#### [DIRECTIONS]
Looking at the data below, count the lines that contain the string "following". Write only the total.

#### [ENTRIES]
>> Start
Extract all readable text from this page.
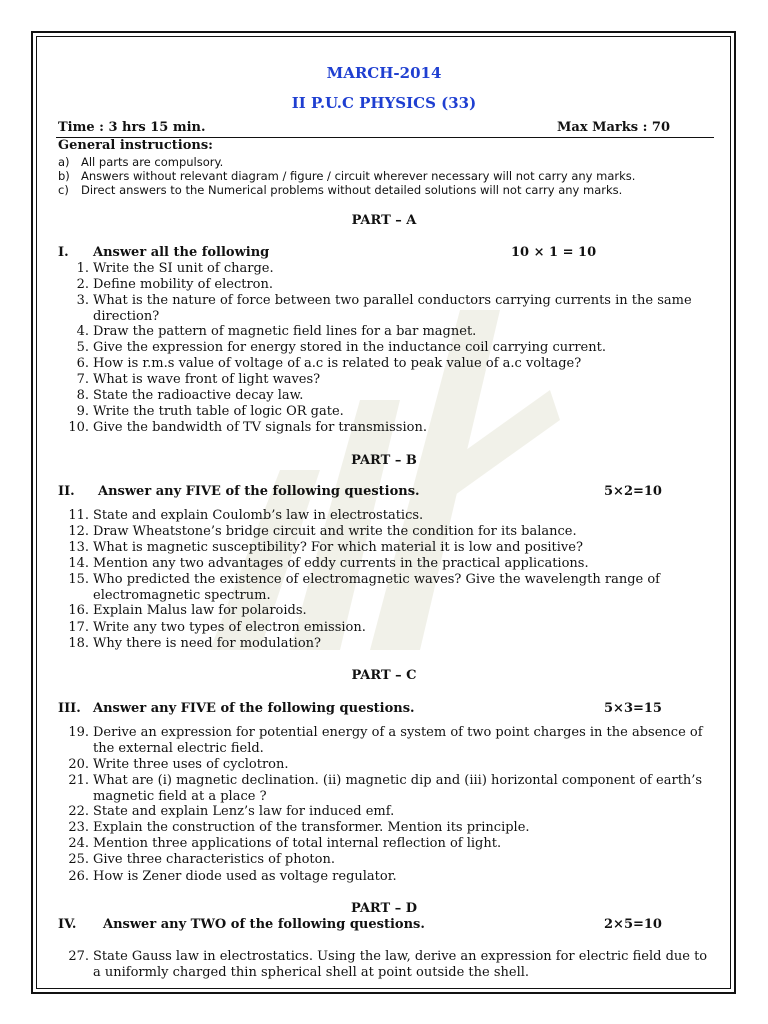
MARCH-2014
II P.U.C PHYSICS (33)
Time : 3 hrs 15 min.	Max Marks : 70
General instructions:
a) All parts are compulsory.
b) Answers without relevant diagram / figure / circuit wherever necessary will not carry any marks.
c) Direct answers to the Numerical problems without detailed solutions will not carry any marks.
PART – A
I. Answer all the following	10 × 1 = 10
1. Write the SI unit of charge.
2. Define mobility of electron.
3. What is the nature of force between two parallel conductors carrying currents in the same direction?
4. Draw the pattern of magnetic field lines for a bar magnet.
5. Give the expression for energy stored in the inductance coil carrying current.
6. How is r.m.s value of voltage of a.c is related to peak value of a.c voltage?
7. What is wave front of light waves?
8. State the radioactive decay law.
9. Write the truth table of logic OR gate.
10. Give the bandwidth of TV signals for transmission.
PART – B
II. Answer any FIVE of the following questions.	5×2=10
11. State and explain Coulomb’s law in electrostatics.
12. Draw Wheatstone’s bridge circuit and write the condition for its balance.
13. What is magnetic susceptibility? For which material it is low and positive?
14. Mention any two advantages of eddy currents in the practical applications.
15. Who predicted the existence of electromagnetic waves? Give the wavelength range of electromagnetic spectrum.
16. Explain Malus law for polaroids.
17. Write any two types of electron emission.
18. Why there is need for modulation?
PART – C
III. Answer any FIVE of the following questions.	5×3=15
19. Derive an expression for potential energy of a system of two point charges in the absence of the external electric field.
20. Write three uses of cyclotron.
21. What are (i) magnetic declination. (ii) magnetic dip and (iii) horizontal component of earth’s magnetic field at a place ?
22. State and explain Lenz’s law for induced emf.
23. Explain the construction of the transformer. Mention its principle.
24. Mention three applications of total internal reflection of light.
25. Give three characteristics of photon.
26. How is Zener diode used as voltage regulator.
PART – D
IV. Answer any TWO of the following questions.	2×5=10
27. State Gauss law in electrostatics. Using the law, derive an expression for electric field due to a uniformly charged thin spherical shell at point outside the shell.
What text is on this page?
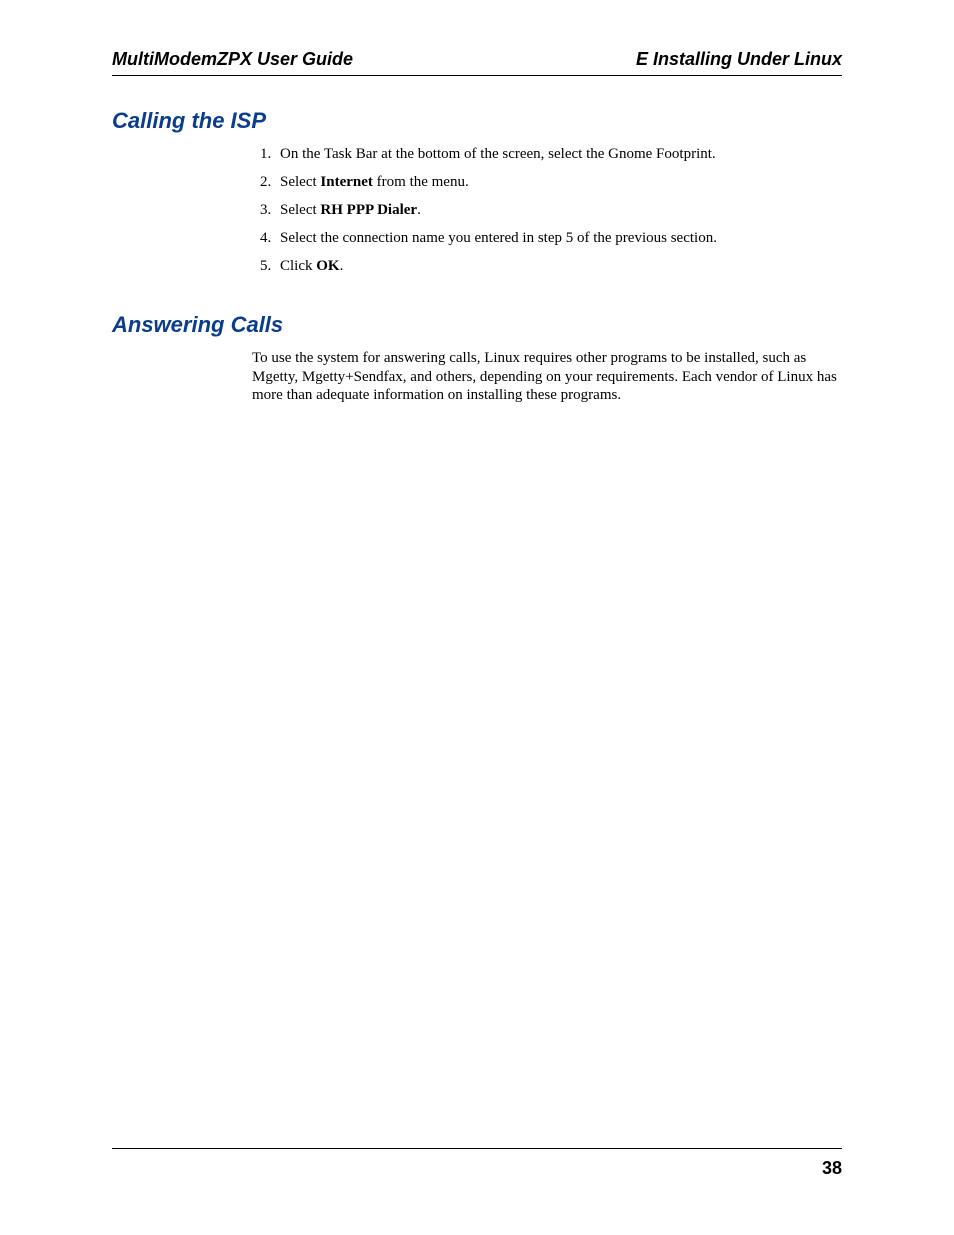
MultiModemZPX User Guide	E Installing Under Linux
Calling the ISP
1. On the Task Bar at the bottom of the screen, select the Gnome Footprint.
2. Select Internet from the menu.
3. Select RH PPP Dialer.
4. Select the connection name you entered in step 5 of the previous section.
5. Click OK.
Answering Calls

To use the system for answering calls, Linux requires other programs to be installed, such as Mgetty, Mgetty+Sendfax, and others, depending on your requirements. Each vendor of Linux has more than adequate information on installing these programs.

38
>> End
#### [SOLUTION TO THE PROBLEM]
4